**Problem details**
Make an exact copy of the entries below with the pictures removed.

Saved data entries
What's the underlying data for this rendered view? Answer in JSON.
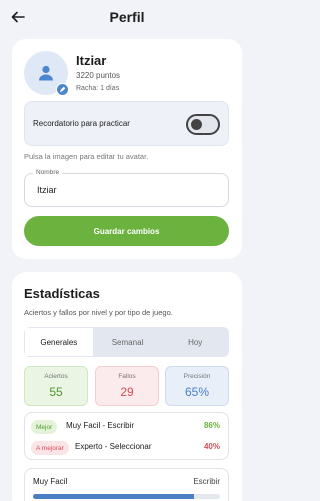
{
  "header": {
    "title": "Perfil"
  },
  "profile": {
    "name": "Itziar",
    "points": "3220 puntos",
    "streak": "Racha: 1 días",
    "reminder_label": "Recordatorio para practicar",
    "reminder_enabled": false,
    "avatar_hint": "Pulsa la imagen para editar tu avatar.",
    "name_field_label": "Nombre",
    "name_field_value": "Itziar",
    "save_label": "Guardar cambios"
  },
  "stats": {
    "title": "Estadísticas",
    "subtitle": "Aciertos y fallos por nivel y por tipo de juego.",
    "tabs": [
      {
        "label": "Generales",
        "active": true
      },
      {
        "label": "Semanal",
        "active": false
      },
      {
        "label": "Hoy",
        "active": false
      }
    ],
    "metrics": {
      "hits": {
        "label": "Aciertos",
        "value": "55"
      },
      "fails": {
        "label": "Fallos",
        "value": "29"
      },
      "precision": {
        "label": "Precisión",
        "value": "65%"
      }
    },
    "best": {
      "badge": "Mejor",
      "level": "Muy Facil - Escribir",
      "pct": "86%"
    },
    "worst": {
      "badge": "A mejorar",
      "level": "Experto - Seleccionar",
      "pct": "40%"
    },
    "level_bar": {
      "level": "Muy Facil",
      "type": "Escribir",
      "progress": 0.86
    }
  },
  "colors": {
    "accent_green": "#6bb33e",
    "accent_red": "#d94b55",
    "accent_blue": "#4a7fc4"
  },
  "icons": {
    "back": "arrow-left-icon",
    "avatar": "person-icon",
    "avatar_edit": "pencil-icon"
  }
}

**Output below**
What's the underlying data for this rendered view? Answer in JSON.
{
  "header": {
    "title": "Perfil"
  },
  "profile": {
    "name": "Itziar",
    "points": "3220 puntos",
    "streak": "Racha: 1 días",
    "reminder_label": "Recordatorio para practicar",
    "reminder_enabled": false,
    "avatar_hint": "Pulsa la imagen para editar tu avatar.",
    "name_field_label": "Nombre",
    "name_field_value": "Itziar",
    "save_label": "Guardar cambios"
  },
  "stats": {
    "title": "Estadísticas",
    "subtitle": "Aciertos y fallos por nivel y por tipo de juego.",
    "tabs": [
      {
        "label": "Generales",
        "active": true
      },
      {
        "label": "Semanal",
        "active": false
      },
      {
        "label": "Hoy",
        "active": false
      }
    ],
    "metrics": {
      "hits": {
        "label": "Aciertos",
        "value": "55"
      },
      "fails": {
        "label": "Fallos",
        "value": "29"
      },
      "precision": {
        "label": "Precisión",
        "value": "65%"
      }
    },
    "best": {
      "badge": "Mejor",
      "level": "Muy Facil - Escribir",
      "pct": "86%"
    },
    "worst": {
      "badge": "A mejorar",
      "level": "Experto - Seleccionar",
      "pct": "40%"
    },
    "level_bar": {
      "level": "Muy Facil",
      "type": "Escribir",
      "progress": 0.86
    }
  },
  "colors": {
    "accent_green": "#6bb33e",
    "accent_red": "#d94b55",
    "accent_blue": "#4a7fc4"
  },
  "icons": {
    "back": "arrow-left-icon",
    "avatar": "person-icon",
    "avatar_edit": "pencil-icon"
  }
}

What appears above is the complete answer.